* **PROMPT**: Do not copy the pictures; transcribe all other material exactly.

[BEGIN MATERIAL]

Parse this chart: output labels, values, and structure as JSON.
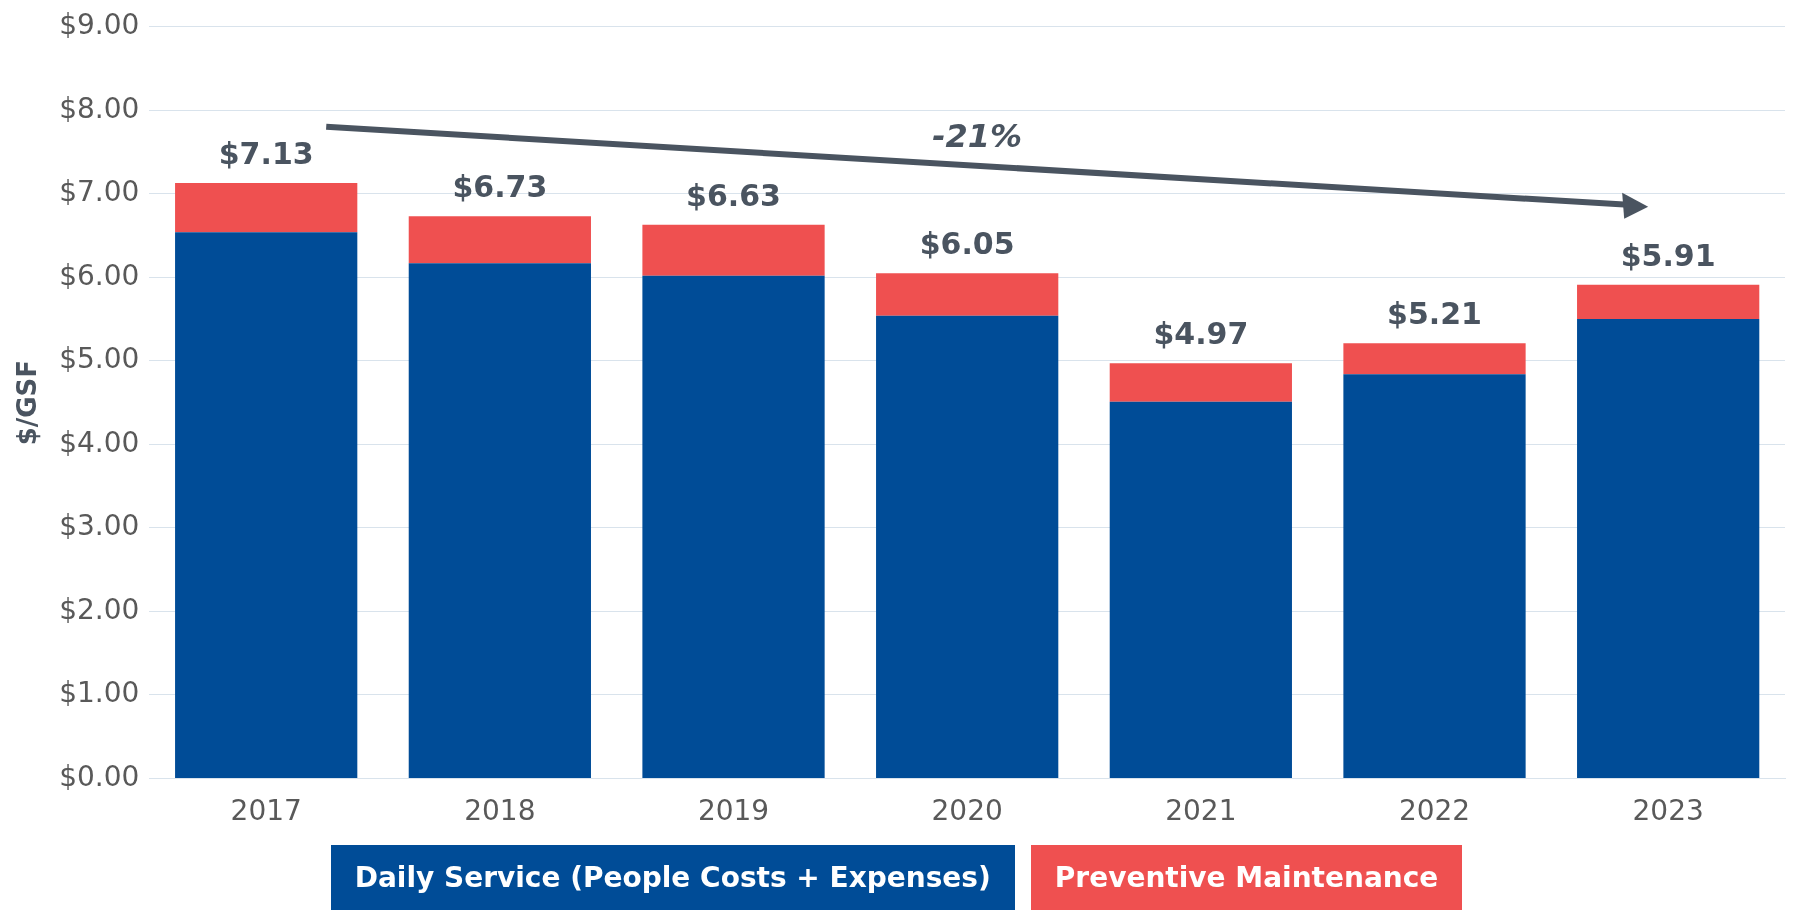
{
  "chart_data": {
    "type": "bar",
    "stacked": true,
    "ylabel": "$/GSF",
    "categories": [
      "2017",
      "2018",
      "2019",
      "2020",
      "2021",
      "2022",
      "2023"
    ],
    "series": [
      {
        "name": "Daily Service (People Costs + Expenses)",
        "color": "#004c97",
        "values": [
          6.54,
          6.17,
          6.02,
          5.54,
          4.51,
          4.84,
          5.5
        ]
      },
      {
        "name": "Preventive Maintenance",
        "color": "#ef5050",
        "values": [
          0.59,
          0.56,
          0.61,
          0.51,
          0.46,
          0.37,
          0.41
        ]
      }
    ],
    "totals": [
      "$7.13",
      "$6.73",
      "$6.63",
      "$6.05",
      "$4.97",
      "$5.21",
      "$5.91"
    ],
    "annotations": [
      "-21%"
    ],
    "ylim": [
      0,
      9
    ],
    "yticks": [
      {
        "value": 0,
        "label": "$0.00"
      },
      {
        "value": 1,
        "label": "$1.00"
      },
      {
        "value": 2,
        "label": "$2.00"
      },
      {
        "value": 3,
        "label": "$3.00"
      },
      {
        "value": 4,
        "label": "$4.00"
      },
      {
        "value": 5,
        "label": "$5.00"
      },
      {
        "value": 6,
        "label": "$6.00"
      },
      {
        "value": 7,
        "label": "$7.00"
      },
      {
        "value": 8,
        "label": "$8.00"
      },
      {
        "value": 9,
        "label": "$9.00"
      }
    ],
    "grid": "y",
    "legend": "bottom"
  }
}
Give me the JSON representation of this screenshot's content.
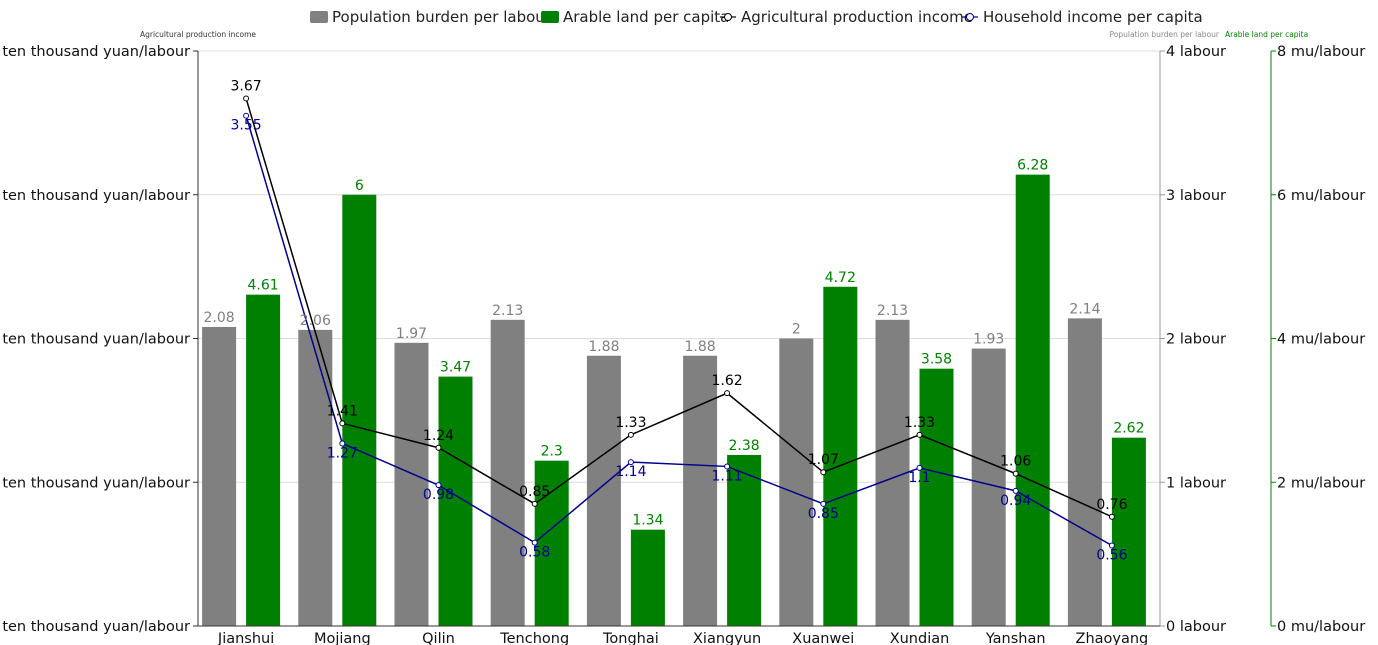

[END MATERIAL]

* **FINISHED EXERCISE**:
Parse this chart: output labels, values, and structure as JSON.
{
  "chart_data": {
    "type": "bar",
    "stacked": true,
    "ylabel": "$/GSF",
    "categories": [
      "2017",
      "2018",
      "2019",
      "2020",
      "2021",
      "2022",
      "2023"
    ],
    "series": [
      {
        "name": "Daily Service (People Costs + Expenses)",
        "color": "#004c97",
        "values": [
          6.54,
          6.17,
          6.02,
          5.54,
          4.51,
          4.84,
          5.5
        ]
      },
      {
        "name": "Preventive Maintenance",
        "color": "#ef5050",
        "values": [
          0.59,
          0.56,
          0.61,
          0.51,
          0.46,
          0.37,
          0.41
        ]
      }
    ],
    "totals": [
      "$7.13",
      "$6.73",
      "$6.63",
      "$6.05",
      "$4.97",
      "$5.21",
      "$5.91"
    ],
    "annotations": [
      "-21%"
    ],
    "ylim": [
      0,
      9
    ],
    "yticks": [
      {
        "value": 0,
        "label": "$0.00"
      },
      {
        "value": 1,
        "label": "$1.00"
      },
      {
        "value": 2,
        "label": "$2.00"
      },
      {
        "value": 3,
        "label": "$3.00"
      },
      {
        "value": 4,
        "label": "$4.00"
      },
      {
        "value": 5,
        "label": "$5.00"
      },
      {
        "value": 6,
        "label": "$6.00"
      },
      {
        "value": 7,
        "label": "$7.00"
      },
      {
        "value": 8,
        "label": "$8.00"
      },
      {
        "value": 9,
        "label": "$9.00"
      }
    ],
    "grid": "y",
    "legend": "bottom"
  }
}
Give me the JSON representation of this screenshot's content.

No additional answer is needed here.